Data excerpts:
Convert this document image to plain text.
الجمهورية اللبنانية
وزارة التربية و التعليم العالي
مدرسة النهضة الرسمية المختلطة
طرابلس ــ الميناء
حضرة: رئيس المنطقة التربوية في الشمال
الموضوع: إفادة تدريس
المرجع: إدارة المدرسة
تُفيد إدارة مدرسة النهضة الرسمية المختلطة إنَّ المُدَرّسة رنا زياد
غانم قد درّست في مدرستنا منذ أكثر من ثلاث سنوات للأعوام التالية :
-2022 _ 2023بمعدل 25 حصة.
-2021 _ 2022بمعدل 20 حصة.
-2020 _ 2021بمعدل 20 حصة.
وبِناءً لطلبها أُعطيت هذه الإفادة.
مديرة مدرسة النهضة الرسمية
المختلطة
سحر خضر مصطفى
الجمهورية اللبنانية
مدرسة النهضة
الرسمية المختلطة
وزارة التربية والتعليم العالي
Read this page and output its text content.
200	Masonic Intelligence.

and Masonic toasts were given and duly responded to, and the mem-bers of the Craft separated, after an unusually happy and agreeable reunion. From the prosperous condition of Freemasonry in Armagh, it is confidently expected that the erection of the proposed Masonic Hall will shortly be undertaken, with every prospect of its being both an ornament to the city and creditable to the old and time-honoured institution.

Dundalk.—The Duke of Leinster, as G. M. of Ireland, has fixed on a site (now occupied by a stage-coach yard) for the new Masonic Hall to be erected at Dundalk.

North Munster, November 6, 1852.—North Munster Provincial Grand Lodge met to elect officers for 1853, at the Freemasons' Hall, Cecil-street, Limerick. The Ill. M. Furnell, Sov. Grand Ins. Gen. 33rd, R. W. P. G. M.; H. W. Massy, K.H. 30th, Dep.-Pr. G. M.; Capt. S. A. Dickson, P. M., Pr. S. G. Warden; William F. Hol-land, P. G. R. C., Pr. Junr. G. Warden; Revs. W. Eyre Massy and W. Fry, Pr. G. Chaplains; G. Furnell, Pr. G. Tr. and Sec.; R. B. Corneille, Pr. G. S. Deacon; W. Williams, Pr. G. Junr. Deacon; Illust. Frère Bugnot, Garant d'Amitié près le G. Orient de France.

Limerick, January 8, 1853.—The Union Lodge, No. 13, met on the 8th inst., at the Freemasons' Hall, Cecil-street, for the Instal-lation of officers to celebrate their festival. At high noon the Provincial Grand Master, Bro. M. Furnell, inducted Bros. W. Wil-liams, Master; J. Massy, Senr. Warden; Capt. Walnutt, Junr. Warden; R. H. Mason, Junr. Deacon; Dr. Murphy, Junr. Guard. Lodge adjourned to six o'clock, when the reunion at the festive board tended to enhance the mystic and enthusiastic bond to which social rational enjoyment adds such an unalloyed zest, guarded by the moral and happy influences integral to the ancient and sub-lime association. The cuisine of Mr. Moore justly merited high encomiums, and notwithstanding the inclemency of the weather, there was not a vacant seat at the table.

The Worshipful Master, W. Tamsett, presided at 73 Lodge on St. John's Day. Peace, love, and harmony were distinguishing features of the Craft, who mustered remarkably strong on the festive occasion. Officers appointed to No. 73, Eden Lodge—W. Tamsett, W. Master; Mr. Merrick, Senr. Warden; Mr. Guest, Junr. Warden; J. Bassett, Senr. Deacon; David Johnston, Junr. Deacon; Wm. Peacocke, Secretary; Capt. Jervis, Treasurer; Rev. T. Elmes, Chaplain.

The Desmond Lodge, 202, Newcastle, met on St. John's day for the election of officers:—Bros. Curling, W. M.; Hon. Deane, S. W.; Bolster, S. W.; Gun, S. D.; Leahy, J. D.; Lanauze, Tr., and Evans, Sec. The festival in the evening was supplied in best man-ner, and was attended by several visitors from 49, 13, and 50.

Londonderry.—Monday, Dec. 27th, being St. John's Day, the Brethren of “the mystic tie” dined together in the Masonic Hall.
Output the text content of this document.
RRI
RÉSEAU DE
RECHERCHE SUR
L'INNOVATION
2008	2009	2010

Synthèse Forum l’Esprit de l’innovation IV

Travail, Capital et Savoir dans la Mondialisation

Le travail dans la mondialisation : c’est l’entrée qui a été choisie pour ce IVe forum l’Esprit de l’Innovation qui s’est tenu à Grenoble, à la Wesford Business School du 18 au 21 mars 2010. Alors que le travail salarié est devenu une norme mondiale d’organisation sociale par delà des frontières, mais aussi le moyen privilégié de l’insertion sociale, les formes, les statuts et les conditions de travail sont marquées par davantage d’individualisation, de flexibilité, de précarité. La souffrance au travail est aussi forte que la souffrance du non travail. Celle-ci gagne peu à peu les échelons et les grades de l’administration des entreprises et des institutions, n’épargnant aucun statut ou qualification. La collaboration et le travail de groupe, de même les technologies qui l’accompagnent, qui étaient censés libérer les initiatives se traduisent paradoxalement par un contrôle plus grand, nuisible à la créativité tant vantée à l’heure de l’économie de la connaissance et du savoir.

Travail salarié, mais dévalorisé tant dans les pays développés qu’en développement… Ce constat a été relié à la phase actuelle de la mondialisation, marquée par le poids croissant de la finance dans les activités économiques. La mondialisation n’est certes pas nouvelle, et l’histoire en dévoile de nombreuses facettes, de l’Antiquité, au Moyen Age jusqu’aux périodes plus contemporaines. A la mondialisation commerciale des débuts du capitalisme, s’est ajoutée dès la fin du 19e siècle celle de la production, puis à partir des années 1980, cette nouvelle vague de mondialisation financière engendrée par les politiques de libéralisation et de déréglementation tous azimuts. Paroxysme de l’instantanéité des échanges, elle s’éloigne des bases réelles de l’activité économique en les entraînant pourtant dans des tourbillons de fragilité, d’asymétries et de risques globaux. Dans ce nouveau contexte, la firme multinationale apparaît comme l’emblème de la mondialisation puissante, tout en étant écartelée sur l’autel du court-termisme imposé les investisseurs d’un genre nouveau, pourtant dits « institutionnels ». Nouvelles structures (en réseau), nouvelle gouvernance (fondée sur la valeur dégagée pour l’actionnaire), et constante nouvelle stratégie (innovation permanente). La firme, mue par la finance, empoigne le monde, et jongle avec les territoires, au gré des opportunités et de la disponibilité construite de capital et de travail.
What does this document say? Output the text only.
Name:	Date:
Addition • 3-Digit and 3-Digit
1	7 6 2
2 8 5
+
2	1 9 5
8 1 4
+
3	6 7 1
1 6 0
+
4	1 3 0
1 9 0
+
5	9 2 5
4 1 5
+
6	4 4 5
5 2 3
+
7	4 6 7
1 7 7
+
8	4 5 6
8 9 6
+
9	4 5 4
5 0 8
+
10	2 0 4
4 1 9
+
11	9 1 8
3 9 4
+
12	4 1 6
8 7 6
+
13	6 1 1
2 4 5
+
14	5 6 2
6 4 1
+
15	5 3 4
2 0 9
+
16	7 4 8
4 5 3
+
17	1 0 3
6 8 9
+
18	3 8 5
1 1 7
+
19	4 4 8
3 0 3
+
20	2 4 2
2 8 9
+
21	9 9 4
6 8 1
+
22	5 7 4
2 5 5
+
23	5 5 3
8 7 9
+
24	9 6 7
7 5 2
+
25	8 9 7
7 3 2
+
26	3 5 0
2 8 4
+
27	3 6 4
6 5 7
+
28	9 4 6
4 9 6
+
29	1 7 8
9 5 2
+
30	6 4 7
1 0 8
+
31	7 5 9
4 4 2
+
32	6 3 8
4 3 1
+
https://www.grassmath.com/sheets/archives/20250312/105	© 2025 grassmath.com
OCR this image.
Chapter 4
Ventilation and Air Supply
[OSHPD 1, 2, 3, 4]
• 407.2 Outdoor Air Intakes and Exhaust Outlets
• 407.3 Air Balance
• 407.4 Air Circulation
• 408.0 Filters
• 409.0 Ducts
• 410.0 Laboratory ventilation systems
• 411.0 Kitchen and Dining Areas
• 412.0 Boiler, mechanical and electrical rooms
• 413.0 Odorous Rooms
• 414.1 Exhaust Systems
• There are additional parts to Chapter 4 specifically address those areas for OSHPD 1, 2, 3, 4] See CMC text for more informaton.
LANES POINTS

- **PROBLEM TO SOLVE**
Every line that holds the word "Senr" counts once; state the total number of such lines and nothing else.

- **WRITTEN SOLUTION**
2